Repeat each entry as written, dropping any picture you find.

* Start Records to process *

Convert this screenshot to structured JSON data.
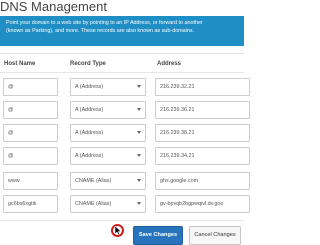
{
  "page": {
    "title": "DNS Management",
    "info_lines": [
      "Point your domain to a web site by pointing to an IP Address, or forward to another",
      "(known as Parking), and more. These records are also known as sub-domains."
    ]
  },
  "table": {
    "headers": {
      "host": "Host Name",
      "type": "Record Type",
      "address": "Address"
    },
    "rows": [
      {
        "host": "@",
        "type": "A (Address)",
        "address": "216.239.32.21"
      },
      {
        "host": "@",
        "type": "A (Address)",
        "address": "216.239.36.21"
      },
      {
        "host": "@",
        "type": "A (Address)",
        "address": "216.239.38.21"
      },
      {
        "host": "@",
        "type": "A (Address)",
        "address": "216.239.34.21"
      },
      {
        "host": "www",
        "type": "CNAME (Alias)",
        "address": "ghs.google.com"
      },
      {
        "host": "gc6bs6xgtik",
        "type": "CNAME (Alias)",
        "address": "gv-bpvqb2bgpwqivl.dv.goo"
      }
    ]
  },
  "actions": {
    "save_label": "Save Changes",
    "cancel_label": "Cancel Changes"
  },
  "colors": {
    "info_bg": "#1f8ec4",
    "save_bg": "#2773bd",
    "cursor_ring": "#cc1f1f"
  }
}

* End Records to process *

• Task answer:
Convert this screenshot to structured JSON data.
{
  "page": {
    "title": "DNS Management",
    "info_lines": [
      "Point your domain to a web site by pointing to an IP Address, or forward to another",
      "(known as Parking), and more. These records are also known as sub-domains."
    ]
  },
  "table": {
    "headers": {
      "host": "Host Name",
      "type": "Record Type",
      "address": "Address"
    },
    "rows": [
      {
        "host": "@",
        "type": "A (Address)",
        "address": "216.239.32.21"
      },
      {
        "host": "@",
        "type": "A (Address)",
        "address": "216.239.36.21"
      },
      {
        "host": "@",
        "type": "A (Address)",
        "address": "216.239.38.21"
      },
      {
        "host": "@",
        "type": "A (Address)",
        "address": "216.239.34.21"
      },
      {
        "host": "www",
        "type": "CNAME (Alias)",
        "address": "ghs.google.com"
      },
      {
        "host": "gc6bs6xgtik",
        "type": "CNAME (Alias)",
        "address": "gv-bpvqb2bgpwqivl.dv.goo"
      }
    ]
  },
  "actions": {
    "save_label": "Save Changes",
    "cancel_label": "Cancel Changes"
  },
  "colors": {
    "info_bg": "#1f8ec4",
    "save_bg": "#2773bd",
    "cursor_ring": "#cc1f1f"
  }
}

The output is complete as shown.